WHAT YOU WILL DO:
[a] According to the Howell family history, in what year did Elizabeth marry Phineas Russell?
[b] Copy from the Howell family history the passage from "William Alfred Howell" to "Howells would live.", word for word.
[c] Based on the Howell family history, state yes or no for each statement and quote the words that decide it: (i) Thomas was born in 1841. (ii) Phineas Russell was Police Chief in 1870. (iii) In 1893 Thomas bought property on Fifth Avenue by the Mississippi.

[START SOURCE DOCUMENT]

William Alfred Howell left England for America about 1845 but was never heard from again. In 1854, his wife, Jane Victoria and children, Alice Elizabeth, born 1839 and Thomas, born 1841, came to Anoka, a lumbering town, and owned property across from where the old Ramsey Town Hall stands. An 1857 Special Cencus showed John Howell, lumberan, with them. Later, he was not listed. During the Civil War, Thomas helped build bridges for the soldiers. In Anoka, Jane owned property, including three lots on Third avenue between Madison and Monroe and with Elizabeth's family until her death in 1886. Thomas lived next door but, in 1893, he bought property on Fifth Avenue by the Mississippi, where subsequently three more generations of Howells would live.

 

Elizabeth married Phineas Russell in 1862, after a short previous marriage. In 1857 Phineas was on the Coroner's Jury, Constable, 1870. Police Chief, 1886, Anoka Hook and ladder Company Foreman, 1895. Their children: Sophia, Stella, Jennie, Frank and Fred.

[END SOURCE DOCUMENT]
[START DATA BLOCK]

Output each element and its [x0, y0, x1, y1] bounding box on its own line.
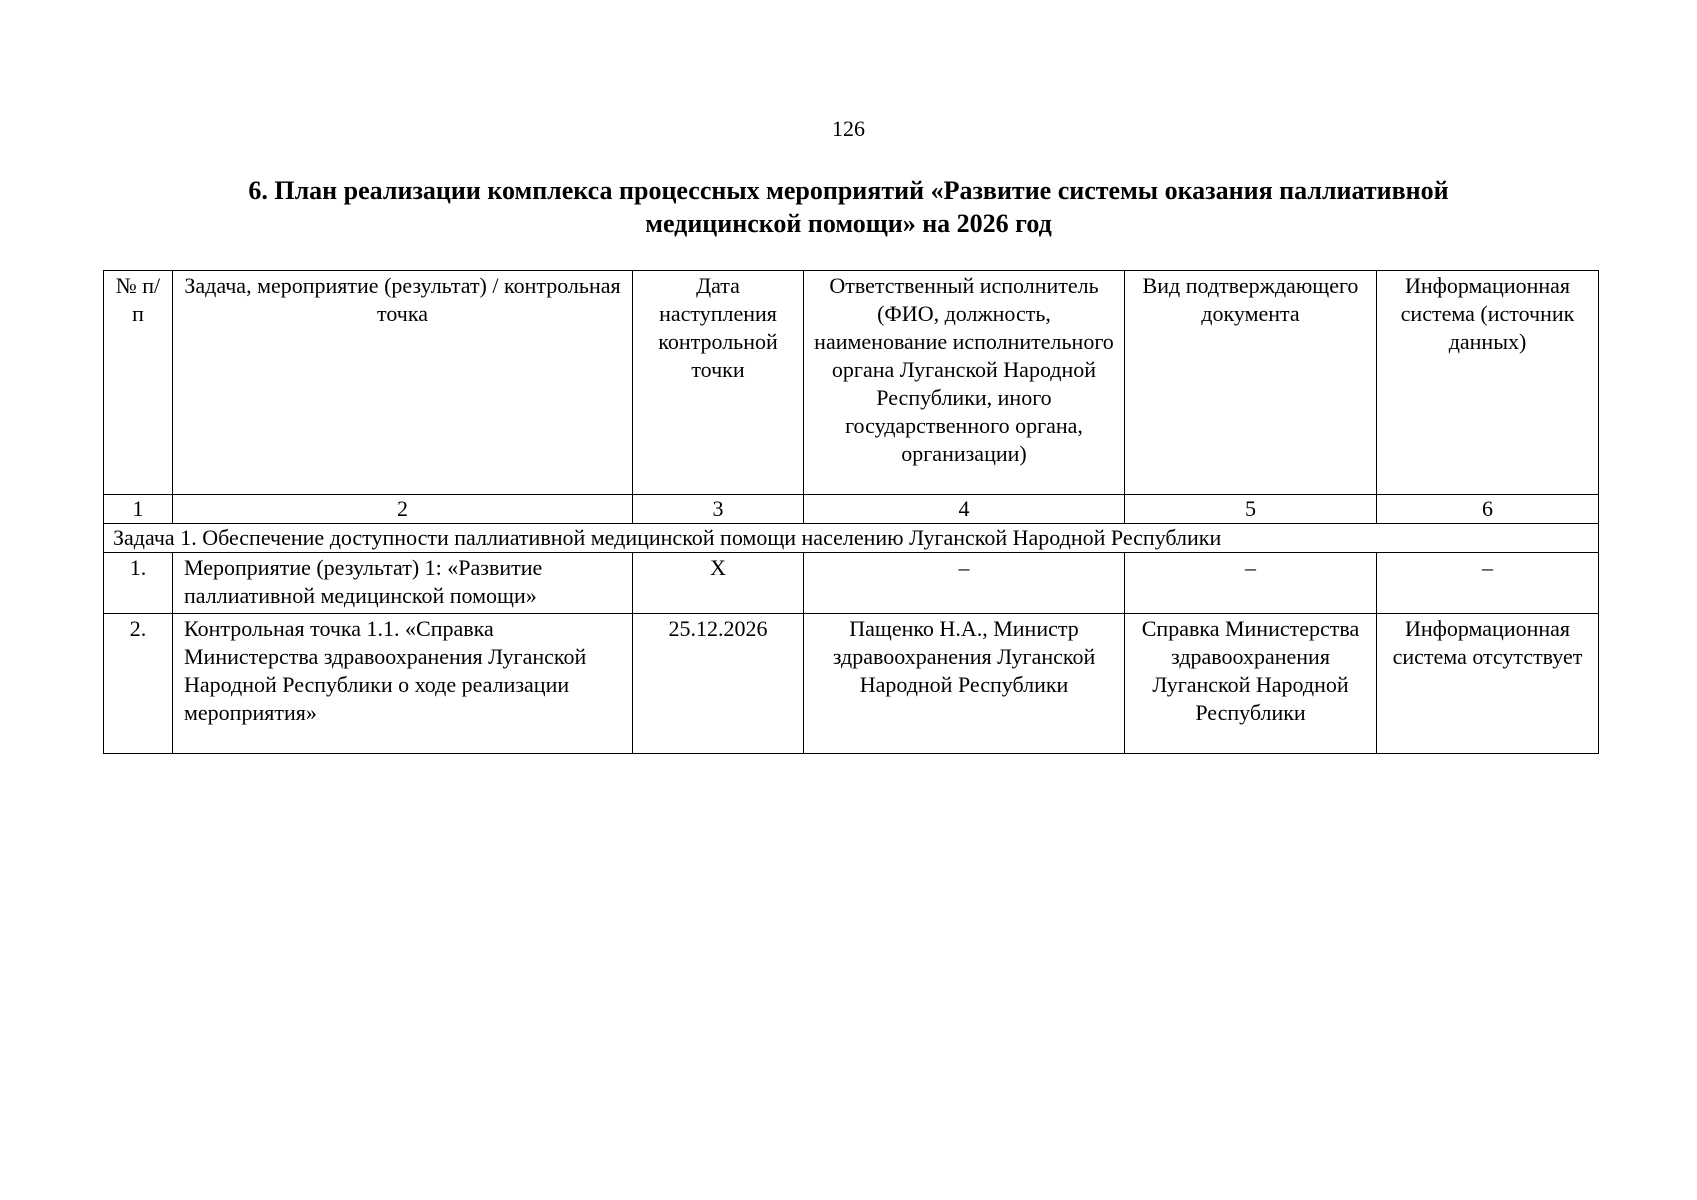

[END DATA BLOCK]

OUTPUTS BY TASK:
[a] 1862

[b]
William Alfred Howell left England for America about 1845 but was never heard from again. In 1854, his wife, Jane Victoria and children, Alice Elizabeth, born 1839 and Thomas, born 1841, came to Anoka, a lumbering town, and owned property across from where the old Ramsey Town Hall stands. An 1857 Special Cencus showed John Howell, lumberan, with them. Later, he was not listed. During the Civil War, Thomas helped build bridges for the soldiers. In Anoka, Jane owned property, including three lots on Third avenue between Madison and Monroe and with Elizabeth's family until her death in 1886. Thomas lived next door but, in 1893, he bought property on Fifth Avenue by the Mississippi, where subsequently three more generations of Howells would live.

[c]
(i) Yes: "Thomas, born 1841"
(ii) No: "Constable, 1870. Police Chief, 1886"
(iii) Yes: "in 1893, he bought property on Fifth Avenue by the Mississippi"